» Work request:
Each line of the records containing "cells" is to be copied out and returned.

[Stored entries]
:::
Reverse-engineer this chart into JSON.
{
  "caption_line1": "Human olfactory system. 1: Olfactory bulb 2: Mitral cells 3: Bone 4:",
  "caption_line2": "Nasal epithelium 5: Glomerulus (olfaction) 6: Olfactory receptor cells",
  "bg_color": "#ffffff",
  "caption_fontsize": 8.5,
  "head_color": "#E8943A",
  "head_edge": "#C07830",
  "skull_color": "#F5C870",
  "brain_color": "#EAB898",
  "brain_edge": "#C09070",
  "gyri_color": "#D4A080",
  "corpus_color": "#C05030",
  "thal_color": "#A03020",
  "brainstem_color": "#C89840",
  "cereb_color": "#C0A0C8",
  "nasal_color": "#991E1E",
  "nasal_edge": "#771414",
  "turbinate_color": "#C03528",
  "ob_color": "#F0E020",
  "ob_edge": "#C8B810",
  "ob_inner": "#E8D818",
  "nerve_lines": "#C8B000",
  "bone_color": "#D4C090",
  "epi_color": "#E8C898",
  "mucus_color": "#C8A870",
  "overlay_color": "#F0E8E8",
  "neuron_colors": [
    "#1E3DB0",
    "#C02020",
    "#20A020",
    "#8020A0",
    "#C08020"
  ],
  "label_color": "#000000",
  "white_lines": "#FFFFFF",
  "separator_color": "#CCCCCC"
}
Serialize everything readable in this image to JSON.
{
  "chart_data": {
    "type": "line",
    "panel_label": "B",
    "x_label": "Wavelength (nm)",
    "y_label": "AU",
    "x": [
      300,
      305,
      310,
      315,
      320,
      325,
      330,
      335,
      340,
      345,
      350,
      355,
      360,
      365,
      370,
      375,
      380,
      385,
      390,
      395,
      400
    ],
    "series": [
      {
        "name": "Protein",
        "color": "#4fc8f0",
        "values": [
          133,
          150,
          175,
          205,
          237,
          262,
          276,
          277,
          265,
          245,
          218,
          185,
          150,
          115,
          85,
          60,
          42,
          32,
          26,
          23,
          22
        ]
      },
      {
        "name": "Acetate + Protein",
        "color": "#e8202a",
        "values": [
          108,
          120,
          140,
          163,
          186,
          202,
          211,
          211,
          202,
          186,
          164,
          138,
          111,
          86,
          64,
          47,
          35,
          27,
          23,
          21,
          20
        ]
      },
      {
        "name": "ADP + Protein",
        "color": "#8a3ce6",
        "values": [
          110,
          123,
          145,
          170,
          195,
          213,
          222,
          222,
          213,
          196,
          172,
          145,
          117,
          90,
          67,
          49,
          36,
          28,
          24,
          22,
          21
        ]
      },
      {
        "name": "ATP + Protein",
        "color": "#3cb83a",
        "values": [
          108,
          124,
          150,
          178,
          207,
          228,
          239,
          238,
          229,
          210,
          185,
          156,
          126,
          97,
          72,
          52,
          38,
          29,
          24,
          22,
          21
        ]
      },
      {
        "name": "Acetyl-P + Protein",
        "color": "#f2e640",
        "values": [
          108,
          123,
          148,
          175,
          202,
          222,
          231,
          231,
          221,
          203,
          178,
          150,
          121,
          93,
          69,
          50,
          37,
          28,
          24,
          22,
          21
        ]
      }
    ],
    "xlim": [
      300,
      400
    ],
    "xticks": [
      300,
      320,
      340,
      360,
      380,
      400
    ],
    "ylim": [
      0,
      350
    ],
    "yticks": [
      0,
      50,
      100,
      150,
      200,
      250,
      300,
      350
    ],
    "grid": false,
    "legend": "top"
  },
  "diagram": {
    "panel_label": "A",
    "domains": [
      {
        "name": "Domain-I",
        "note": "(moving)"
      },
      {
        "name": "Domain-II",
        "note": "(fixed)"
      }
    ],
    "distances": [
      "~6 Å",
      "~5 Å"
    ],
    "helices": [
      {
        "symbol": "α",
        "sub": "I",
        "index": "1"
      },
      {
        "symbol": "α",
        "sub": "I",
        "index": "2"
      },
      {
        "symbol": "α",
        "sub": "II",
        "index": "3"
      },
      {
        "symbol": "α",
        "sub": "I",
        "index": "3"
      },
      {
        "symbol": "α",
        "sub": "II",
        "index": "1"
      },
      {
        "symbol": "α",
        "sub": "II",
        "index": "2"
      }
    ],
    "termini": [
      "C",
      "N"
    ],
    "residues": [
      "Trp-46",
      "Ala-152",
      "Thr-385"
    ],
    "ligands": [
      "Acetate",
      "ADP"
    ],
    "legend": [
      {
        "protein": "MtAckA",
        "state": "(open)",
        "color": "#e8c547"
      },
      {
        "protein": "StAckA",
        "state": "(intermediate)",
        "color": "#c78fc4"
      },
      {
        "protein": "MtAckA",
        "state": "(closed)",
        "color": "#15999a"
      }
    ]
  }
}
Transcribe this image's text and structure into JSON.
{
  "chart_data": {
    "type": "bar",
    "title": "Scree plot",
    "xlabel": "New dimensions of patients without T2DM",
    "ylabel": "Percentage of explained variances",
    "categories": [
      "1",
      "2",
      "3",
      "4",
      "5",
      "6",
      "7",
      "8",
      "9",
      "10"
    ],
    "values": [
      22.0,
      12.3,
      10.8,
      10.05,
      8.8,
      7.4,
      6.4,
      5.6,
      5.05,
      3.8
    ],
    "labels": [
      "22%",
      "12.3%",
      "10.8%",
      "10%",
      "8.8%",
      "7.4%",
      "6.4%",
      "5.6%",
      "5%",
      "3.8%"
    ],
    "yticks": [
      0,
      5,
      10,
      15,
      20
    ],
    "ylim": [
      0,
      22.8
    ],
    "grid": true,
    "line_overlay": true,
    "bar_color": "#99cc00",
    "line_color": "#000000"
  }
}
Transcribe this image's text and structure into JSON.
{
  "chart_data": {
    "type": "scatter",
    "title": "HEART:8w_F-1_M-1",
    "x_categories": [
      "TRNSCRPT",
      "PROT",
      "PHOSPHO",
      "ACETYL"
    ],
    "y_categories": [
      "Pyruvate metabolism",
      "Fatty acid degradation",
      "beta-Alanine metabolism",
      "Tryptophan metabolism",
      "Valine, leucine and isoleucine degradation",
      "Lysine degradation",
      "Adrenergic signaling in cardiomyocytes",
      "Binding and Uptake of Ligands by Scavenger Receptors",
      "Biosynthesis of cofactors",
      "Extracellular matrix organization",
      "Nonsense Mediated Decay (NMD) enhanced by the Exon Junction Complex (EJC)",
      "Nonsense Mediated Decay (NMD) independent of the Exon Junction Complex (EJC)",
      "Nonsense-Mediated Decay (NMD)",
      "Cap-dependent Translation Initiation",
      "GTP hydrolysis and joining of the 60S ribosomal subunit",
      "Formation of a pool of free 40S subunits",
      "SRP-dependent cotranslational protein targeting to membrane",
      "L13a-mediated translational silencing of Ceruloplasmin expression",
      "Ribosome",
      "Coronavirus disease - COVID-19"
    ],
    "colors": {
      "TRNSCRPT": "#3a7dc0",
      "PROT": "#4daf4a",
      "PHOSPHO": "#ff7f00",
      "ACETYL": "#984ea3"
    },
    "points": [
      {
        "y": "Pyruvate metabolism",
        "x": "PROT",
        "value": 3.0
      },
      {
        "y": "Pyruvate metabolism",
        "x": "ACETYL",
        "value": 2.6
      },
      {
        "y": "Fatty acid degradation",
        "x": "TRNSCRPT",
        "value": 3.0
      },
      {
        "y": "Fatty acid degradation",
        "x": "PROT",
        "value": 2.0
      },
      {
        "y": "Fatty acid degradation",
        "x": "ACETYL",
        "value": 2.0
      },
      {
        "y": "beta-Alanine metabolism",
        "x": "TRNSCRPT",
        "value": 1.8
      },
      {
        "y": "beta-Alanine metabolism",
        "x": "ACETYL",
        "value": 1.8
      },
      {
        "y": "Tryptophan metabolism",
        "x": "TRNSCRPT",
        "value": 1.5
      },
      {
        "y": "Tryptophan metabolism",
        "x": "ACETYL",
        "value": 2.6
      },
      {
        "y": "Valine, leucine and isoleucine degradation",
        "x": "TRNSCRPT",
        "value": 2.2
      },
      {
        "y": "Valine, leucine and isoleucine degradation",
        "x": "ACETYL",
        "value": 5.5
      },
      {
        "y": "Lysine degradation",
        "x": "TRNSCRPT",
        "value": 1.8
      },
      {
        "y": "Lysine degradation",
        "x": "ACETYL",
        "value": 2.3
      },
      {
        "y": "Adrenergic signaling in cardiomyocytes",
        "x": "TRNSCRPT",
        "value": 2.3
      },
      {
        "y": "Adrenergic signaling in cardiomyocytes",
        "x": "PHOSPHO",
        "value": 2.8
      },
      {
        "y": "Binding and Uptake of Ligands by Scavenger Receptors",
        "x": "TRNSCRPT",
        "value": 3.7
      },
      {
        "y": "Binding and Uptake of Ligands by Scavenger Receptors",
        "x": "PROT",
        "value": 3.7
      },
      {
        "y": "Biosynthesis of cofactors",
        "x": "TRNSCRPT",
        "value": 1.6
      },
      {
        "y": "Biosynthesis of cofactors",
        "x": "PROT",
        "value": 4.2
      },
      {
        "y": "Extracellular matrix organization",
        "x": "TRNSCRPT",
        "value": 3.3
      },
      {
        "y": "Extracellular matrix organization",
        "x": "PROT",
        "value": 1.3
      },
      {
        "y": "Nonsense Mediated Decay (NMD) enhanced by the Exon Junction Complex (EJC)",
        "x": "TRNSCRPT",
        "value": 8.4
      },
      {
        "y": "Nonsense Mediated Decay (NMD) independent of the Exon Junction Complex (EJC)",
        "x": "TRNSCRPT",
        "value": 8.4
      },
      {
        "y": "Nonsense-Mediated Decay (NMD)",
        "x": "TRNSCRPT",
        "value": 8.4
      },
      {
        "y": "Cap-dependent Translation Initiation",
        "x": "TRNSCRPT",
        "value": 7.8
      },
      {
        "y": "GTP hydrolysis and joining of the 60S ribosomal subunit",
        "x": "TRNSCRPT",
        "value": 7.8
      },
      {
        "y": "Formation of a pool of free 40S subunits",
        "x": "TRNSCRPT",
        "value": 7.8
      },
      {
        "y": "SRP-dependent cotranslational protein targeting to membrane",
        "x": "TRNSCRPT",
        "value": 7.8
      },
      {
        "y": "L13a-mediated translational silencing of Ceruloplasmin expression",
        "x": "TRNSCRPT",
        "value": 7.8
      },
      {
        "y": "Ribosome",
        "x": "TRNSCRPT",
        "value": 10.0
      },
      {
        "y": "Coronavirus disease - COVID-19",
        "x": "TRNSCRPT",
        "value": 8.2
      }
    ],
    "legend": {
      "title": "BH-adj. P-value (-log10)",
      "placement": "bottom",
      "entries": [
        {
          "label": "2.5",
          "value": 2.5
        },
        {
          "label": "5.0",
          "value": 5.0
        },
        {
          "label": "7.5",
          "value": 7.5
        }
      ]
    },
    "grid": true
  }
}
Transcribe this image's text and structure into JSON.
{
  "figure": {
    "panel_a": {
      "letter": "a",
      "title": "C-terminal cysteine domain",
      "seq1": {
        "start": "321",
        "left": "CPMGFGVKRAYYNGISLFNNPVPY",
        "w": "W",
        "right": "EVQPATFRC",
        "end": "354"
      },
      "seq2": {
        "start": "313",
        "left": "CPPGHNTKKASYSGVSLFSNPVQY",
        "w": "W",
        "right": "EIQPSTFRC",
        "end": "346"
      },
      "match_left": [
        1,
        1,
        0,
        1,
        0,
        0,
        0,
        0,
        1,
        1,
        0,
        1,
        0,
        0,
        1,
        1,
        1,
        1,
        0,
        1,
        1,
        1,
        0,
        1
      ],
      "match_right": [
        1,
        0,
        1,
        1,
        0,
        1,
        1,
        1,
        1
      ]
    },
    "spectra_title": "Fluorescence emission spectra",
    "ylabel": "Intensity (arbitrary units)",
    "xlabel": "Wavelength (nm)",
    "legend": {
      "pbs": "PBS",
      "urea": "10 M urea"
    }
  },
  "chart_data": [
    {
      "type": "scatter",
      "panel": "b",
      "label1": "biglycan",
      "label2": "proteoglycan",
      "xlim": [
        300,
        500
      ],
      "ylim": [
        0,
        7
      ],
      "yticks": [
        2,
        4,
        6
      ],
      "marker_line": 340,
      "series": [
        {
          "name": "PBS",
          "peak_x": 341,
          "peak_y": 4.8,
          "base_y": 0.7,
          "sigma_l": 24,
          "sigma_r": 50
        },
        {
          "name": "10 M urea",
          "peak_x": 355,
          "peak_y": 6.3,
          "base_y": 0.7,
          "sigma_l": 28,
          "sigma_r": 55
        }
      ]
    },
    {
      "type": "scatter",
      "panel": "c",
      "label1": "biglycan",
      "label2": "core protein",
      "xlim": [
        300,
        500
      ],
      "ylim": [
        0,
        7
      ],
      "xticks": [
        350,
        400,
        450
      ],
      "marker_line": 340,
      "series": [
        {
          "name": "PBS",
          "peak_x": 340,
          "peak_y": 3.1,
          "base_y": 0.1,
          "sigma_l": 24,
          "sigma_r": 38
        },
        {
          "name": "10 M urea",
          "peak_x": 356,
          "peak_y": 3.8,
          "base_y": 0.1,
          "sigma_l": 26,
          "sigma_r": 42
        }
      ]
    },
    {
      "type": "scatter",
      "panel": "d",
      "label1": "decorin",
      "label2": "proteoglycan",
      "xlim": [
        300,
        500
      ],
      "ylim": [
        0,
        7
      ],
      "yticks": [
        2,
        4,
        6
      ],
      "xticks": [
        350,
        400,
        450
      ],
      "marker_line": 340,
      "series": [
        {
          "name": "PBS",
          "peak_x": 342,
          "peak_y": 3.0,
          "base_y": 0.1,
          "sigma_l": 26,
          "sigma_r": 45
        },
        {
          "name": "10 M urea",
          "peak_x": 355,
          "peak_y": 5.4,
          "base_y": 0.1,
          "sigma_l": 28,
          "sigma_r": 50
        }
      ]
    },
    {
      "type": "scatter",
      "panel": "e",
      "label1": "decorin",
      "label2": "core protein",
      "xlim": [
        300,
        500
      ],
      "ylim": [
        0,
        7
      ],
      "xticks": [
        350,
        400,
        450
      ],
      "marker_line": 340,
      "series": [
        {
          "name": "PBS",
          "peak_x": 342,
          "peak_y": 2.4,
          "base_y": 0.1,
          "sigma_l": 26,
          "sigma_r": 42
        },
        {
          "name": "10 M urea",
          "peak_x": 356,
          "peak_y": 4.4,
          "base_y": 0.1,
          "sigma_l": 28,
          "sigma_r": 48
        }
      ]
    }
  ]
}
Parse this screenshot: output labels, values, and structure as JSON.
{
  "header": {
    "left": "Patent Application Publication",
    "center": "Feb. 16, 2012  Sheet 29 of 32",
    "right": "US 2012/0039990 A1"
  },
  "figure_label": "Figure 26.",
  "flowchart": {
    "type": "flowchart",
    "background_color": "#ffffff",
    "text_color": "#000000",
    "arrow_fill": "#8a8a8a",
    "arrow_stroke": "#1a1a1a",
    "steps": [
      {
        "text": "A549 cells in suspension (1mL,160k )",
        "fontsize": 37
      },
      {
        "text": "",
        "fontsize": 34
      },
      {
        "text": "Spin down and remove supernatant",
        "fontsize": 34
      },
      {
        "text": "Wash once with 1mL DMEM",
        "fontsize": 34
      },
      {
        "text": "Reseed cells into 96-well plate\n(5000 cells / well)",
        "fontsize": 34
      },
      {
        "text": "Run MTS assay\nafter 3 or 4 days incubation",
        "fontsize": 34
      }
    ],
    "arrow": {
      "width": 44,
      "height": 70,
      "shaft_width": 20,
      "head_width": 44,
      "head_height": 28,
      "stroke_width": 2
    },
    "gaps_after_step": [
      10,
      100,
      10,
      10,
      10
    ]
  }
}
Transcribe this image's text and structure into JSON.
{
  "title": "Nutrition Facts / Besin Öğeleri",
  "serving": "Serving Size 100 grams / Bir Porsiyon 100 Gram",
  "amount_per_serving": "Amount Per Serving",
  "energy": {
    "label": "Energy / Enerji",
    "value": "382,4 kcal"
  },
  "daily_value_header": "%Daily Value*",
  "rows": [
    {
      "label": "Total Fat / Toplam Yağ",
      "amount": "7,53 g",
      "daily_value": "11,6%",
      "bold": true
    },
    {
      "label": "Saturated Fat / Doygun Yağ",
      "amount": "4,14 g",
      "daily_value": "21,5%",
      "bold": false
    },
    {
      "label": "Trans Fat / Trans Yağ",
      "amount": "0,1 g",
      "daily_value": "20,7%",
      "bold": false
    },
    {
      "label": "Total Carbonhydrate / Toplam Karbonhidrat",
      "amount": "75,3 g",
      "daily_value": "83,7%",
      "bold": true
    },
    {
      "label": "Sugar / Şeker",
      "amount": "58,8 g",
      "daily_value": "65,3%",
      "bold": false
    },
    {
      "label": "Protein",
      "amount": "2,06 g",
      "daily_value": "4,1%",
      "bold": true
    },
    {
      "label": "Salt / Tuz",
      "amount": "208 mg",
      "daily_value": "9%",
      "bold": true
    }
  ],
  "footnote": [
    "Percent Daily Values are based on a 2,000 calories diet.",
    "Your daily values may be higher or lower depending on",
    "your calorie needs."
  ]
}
:::
» Problem solution:
  "caption_line1": "Human olfactory system. 1: Olfactory bulb 2: Mitral cells 3: Bone 4:",
  "caption_line2": "Nasal epithelium 5: Glomerulus (olfaction) 6: Olfactory receptor cells",
        "text": "A549 cells in suspension (1mL,160k )",
        "text": "Reseed cells into 96-well plate\n(5000 cells / well)",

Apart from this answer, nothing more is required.